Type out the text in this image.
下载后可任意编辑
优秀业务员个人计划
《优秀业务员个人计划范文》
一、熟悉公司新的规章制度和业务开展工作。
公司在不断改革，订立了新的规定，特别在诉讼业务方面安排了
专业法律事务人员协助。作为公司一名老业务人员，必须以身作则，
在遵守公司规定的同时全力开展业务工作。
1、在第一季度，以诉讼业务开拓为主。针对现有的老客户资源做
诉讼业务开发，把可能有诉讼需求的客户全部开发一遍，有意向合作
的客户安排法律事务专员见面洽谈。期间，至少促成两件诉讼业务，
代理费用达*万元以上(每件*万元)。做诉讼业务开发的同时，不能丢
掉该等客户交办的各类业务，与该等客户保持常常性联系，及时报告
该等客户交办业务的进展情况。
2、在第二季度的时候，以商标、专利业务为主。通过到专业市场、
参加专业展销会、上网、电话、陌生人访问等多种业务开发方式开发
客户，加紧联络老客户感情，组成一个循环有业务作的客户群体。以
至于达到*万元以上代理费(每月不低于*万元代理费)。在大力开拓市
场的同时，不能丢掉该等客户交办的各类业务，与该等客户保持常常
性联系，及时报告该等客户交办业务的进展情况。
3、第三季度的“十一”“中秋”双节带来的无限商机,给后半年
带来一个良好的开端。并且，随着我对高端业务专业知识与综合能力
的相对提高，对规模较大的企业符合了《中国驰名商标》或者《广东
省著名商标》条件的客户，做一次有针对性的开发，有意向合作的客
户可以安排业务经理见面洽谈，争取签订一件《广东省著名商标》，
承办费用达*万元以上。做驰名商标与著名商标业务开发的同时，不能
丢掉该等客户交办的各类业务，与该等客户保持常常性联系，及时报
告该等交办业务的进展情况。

Task objective
Write out the whole listing again, exactly as it stands.

Full solution
Type out the text in this image.
下载后可任意编辑
优秀业务员个人计划
《优秀业务员个人计划范文》
一、熟悉公司新的规章制度和业务开展工作。
公司在不断改革，订立了新的规定，特别在诉讼业务方面安排了
专业法律事务人员协助。作为公司一名老业务人员，必须以身作则，
在遵守公司规定的同时全力开展业务工作。
1、在第一季度，以诉讼业务开拓为主。针对现有的老客户资源做
诉讼业务开发，把可能有诉讼需求的客户全部开发一遍，有意向合作
的客户安排法律事务专员见面洽谈。期间，至少促成两件诉讼业务，
代理费用达*万元以上(每件*万元)。做诉讼业务开发的同时，不能丢
掉该等客户交办的各类业务，与该等客户保持常常性联系，及时报告
该等客户交办业务的进展情况。
2、在第二季度的时候，以商标、专利业务为主。通过到专业市场、
参加专业展销会、上网、电话、陌生人访问等多种业务开发方式开发
客户，加紧联络老客户感情，组成一个循环有业务作的客户群体。以
至于达到*万元以上代理费(每月不低于*万元代理费)。在大力开拓市
场的同时，不能丢掉该等客户交办的各类业务，与该等客户保持常常
性联系，及时报告该等客户交办业务的进展情况。
3、第三季度的“十一”“中秋”双节带来的无限商机,给后半年
带来一个良好的开端。并且，随着我对高端业务专业知识与综合能力
的相对提高，对规模较大的企业符合了《中国驰名商标》或者《广东
省著名商标》条件的客户，做一次有针对性的开发，有意向合作的客
户可以安排业务经理见面洽谈，争取签订一件《广东省著名商标》，
承办费用达*万元以上。做驰名商标与著名商标业务开发的同时，不能
丢掉该等客户交办的各类业务，与该等客户保持常常性联系，及时报
告该等交办业务的进展情况。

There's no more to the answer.